* Begin RECORDS SUPPLIED *
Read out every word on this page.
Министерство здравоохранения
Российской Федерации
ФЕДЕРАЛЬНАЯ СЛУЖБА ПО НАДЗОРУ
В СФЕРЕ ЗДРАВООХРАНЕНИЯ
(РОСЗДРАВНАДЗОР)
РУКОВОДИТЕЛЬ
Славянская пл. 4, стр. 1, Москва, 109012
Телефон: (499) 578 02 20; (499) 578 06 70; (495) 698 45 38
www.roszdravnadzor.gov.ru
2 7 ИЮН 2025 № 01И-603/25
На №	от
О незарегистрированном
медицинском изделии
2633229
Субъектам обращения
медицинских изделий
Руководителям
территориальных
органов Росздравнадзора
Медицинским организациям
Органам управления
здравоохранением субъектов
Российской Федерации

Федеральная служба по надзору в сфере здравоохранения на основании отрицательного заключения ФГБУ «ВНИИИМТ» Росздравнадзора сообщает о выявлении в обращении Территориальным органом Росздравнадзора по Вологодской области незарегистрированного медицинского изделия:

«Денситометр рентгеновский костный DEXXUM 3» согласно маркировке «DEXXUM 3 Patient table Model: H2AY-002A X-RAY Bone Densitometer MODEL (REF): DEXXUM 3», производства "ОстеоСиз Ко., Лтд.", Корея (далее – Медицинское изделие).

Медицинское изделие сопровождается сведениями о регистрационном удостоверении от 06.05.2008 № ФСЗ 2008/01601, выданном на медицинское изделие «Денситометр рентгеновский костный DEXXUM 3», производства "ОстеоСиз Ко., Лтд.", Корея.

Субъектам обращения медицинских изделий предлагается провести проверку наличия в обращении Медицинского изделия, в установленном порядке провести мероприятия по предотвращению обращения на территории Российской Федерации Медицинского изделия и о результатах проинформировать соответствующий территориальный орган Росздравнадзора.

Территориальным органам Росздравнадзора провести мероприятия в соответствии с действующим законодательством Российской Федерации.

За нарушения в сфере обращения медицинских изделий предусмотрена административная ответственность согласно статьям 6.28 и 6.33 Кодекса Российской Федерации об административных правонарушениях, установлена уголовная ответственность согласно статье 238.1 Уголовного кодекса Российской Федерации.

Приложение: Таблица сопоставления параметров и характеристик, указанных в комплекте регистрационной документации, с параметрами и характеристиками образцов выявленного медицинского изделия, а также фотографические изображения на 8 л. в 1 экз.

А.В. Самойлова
* End RECORDS SUPPLIED *
From the listing above, pick out every line containing "обращения".

### WRITTEN RESPONSE
Субъектам обращения
Субъектам обращения медицинских изделий предлагается провести проверку наличия в обращении Медицинского изделия, в установленном порядке провести мероприятия по предотвращению обращения на территории Российской Федерации Медицинского изделия и о результатах проинформировать соответствующий территориальный орган Росздравнадзора.
За нарушения в сфере обращения медицинских изделий предусмотрена административная ответственность согласно статьям 6.28 и 6.33 Кодекса Российской Федерации об административных правонарушениях, установлена уголовная ответственность согласно статье 238.1 Уголовного кодекса Российской Федерации.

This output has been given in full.